# Direction:
Locate the word "публикуется" in the data below, then copy every line that holds it.
-- Exercise data start --
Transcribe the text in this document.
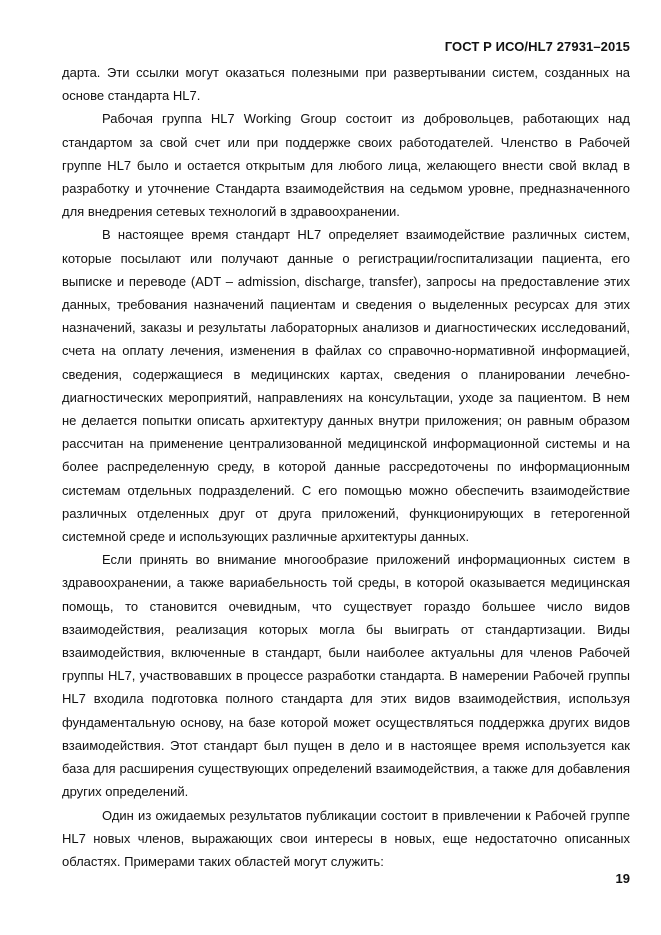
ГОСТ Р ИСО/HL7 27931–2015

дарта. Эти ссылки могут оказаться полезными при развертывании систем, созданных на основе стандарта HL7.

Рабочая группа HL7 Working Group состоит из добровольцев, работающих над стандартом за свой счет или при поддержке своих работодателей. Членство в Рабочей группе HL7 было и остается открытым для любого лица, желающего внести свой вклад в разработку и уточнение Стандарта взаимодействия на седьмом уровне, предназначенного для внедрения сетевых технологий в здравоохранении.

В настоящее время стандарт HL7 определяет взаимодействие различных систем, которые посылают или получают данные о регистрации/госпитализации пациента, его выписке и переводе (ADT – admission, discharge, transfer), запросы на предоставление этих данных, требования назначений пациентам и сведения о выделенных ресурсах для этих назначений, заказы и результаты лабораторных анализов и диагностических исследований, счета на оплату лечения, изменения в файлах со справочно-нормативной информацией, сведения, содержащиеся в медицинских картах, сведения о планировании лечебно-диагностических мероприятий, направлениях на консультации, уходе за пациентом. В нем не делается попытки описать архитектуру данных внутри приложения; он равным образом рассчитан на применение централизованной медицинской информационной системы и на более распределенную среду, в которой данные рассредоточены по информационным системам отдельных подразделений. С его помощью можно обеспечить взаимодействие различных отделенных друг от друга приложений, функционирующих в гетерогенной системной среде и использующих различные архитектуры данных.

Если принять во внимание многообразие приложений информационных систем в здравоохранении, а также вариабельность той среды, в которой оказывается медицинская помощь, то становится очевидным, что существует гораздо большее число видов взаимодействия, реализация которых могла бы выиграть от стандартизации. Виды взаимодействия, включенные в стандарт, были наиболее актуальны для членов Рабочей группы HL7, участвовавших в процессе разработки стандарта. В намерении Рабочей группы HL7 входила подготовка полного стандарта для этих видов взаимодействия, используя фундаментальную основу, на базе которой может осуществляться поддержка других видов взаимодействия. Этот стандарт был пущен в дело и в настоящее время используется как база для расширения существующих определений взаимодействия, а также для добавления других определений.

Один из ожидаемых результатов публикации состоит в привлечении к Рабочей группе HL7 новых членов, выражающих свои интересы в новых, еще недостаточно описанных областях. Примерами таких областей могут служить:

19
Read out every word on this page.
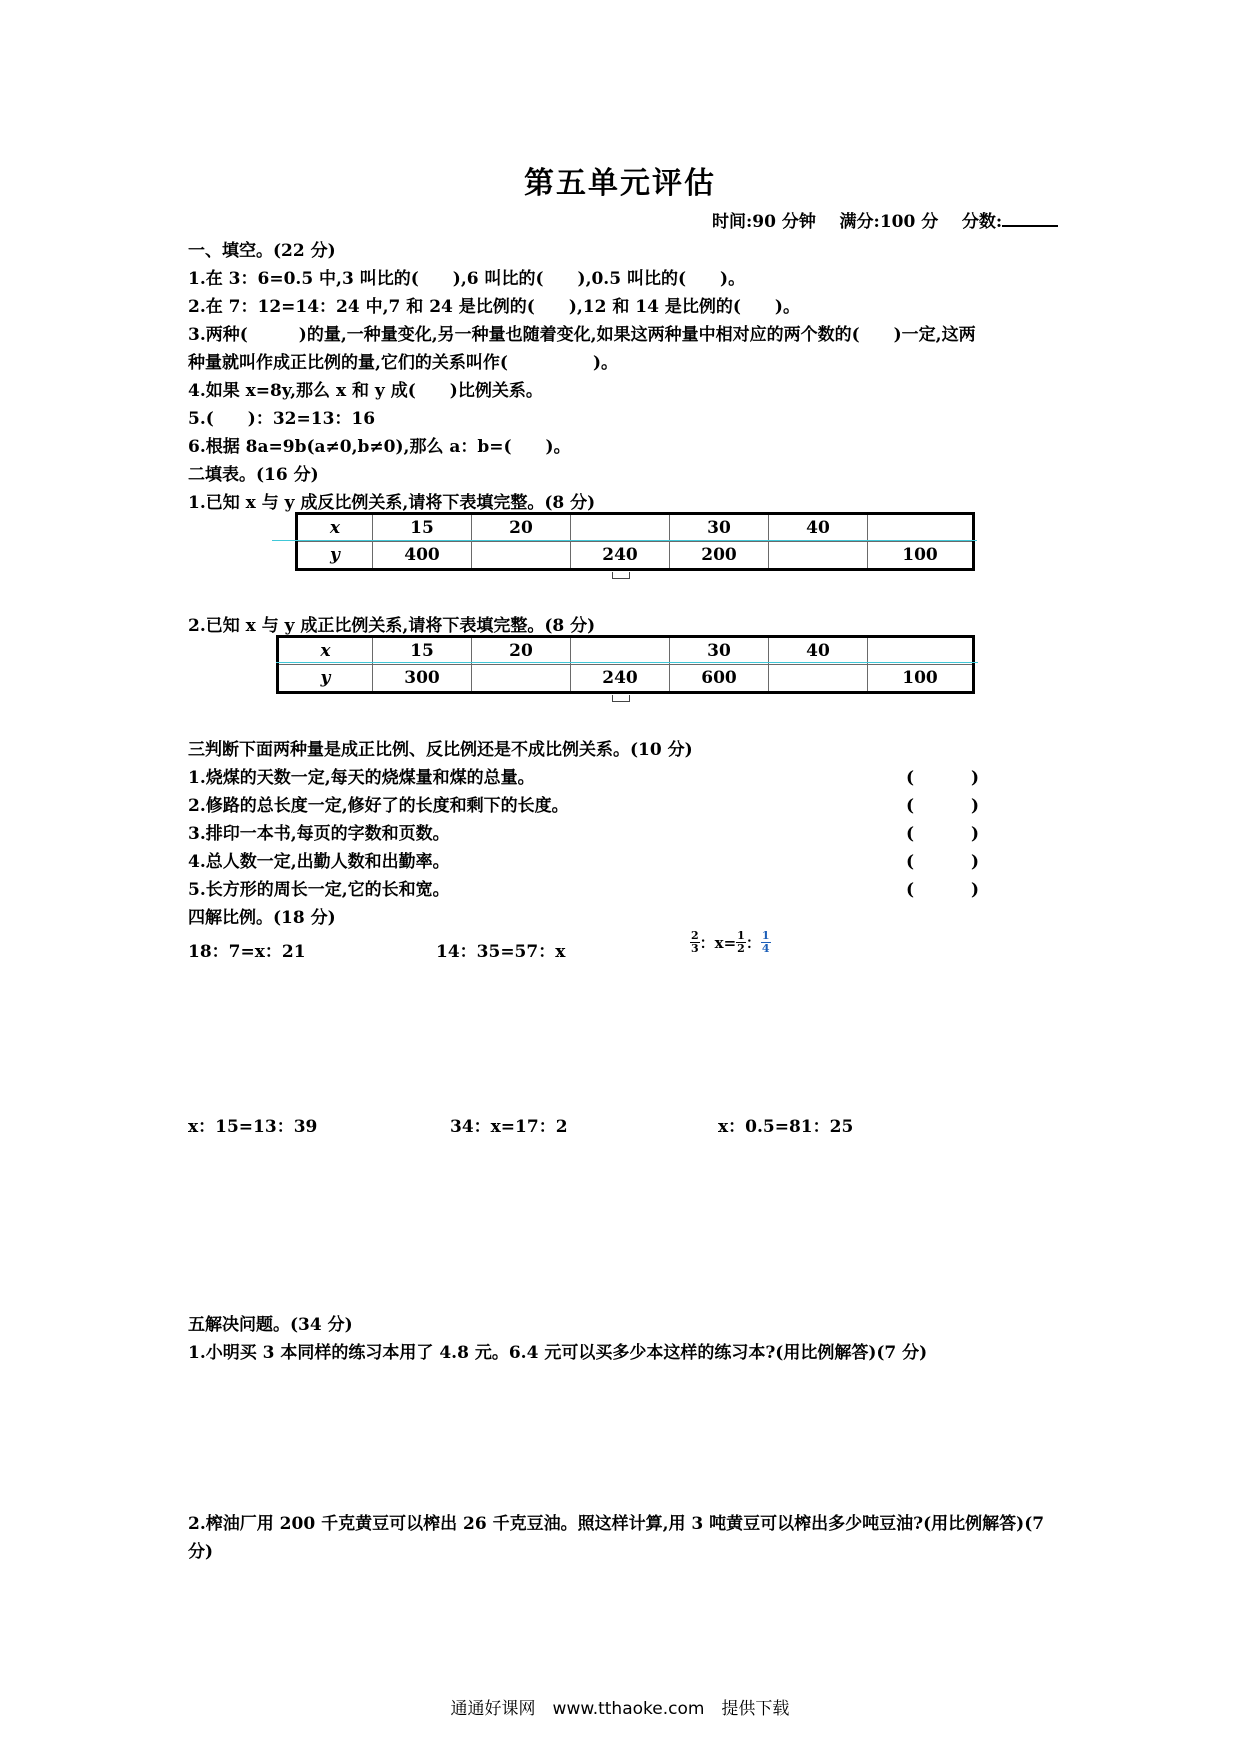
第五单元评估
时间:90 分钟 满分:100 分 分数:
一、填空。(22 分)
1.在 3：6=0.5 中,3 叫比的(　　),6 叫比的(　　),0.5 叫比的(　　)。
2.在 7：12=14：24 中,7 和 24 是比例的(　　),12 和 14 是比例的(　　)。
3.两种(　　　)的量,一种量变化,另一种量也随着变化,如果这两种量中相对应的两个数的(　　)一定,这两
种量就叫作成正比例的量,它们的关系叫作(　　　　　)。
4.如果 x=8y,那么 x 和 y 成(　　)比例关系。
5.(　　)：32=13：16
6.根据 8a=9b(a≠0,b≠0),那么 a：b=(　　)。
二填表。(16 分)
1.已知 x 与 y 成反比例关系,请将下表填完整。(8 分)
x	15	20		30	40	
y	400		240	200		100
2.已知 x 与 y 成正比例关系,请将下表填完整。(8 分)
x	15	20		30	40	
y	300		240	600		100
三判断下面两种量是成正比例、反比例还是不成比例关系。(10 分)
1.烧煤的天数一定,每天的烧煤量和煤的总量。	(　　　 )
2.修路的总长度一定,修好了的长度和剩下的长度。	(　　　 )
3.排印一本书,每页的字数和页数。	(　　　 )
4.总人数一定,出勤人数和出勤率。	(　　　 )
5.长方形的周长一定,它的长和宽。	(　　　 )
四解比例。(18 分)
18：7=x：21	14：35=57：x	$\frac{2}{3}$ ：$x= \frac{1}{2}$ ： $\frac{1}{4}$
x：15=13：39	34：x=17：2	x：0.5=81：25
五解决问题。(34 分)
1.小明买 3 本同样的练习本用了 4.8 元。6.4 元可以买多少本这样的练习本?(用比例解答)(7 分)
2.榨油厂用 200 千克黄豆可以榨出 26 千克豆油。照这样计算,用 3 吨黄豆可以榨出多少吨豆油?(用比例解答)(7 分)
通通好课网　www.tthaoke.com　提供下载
-- Exercise data end --
-- Exercise data start --
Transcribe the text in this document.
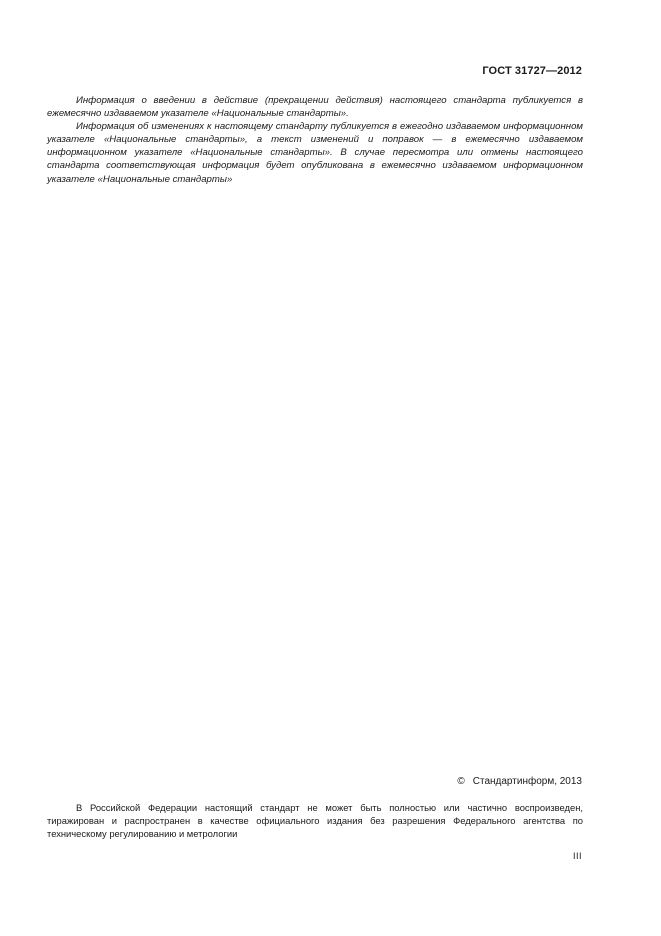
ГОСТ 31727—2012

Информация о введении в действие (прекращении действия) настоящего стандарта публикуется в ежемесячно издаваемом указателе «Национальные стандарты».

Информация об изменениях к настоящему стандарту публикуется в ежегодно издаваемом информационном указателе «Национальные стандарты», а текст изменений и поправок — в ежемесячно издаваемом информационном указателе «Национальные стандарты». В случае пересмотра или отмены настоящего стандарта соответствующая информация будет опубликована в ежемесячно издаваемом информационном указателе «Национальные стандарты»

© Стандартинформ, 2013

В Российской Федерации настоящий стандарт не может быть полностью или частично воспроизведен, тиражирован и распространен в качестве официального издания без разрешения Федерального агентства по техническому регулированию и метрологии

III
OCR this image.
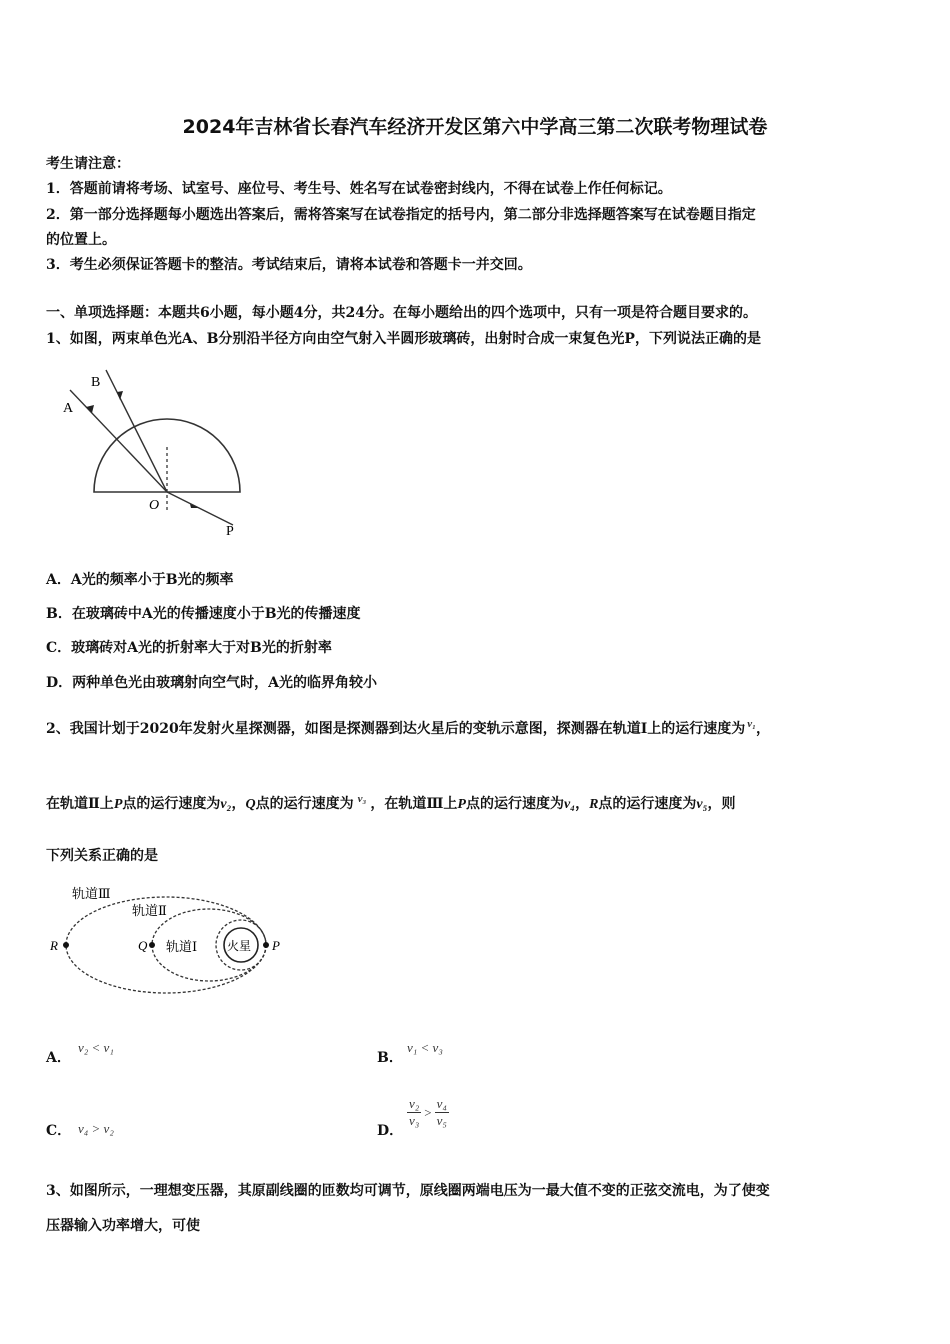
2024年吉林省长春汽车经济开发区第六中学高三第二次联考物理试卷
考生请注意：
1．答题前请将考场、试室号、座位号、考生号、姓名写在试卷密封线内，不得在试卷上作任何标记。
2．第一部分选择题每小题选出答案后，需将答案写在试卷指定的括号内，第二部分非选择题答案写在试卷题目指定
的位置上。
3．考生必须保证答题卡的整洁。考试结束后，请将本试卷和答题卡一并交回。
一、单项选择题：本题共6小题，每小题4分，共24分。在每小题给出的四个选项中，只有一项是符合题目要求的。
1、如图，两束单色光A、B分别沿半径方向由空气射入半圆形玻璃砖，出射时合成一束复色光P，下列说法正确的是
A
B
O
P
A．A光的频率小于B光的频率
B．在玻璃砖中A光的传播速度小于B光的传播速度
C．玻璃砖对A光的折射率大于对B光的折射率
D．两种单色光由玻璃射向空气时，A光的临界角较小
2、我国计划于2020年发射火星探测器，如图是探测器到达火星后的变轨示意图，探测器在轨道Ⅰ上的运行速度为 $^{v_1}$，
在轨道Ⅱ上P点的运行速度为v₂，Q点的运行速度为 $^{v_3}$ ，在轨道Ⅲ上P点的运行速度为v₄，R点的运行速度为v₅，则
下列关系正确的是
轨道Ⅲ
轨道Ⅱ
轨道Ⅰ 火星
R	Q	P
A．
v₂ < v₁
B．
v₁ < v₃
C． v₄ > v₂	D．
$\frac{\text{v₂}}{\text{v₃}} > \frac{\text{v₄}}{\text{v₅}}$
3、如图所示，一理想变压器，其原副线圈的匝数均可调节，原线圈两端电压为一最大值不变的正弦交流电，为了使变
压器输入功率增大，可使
-- Exercise data end --
# Output for this task:
Информация о введении в действие (прекращении действия) настоящего стандарта публикуется в ежемесячно издаваемом указателе «Национальные стандарты».
Информация об изменениях к настоящему стандарту публикуется в ежегодно издаваемом информационном указателе «Национальные стандарты», а текст изменений и поправок — в ежемесячно издаваемом информационном указателе «Национальные стандарты». В случае пересмотра или отмены настоящего стандарта соответствующая информация будет опубликована в ежемесячно издаваемом информационном указателе «Национальные стандарты»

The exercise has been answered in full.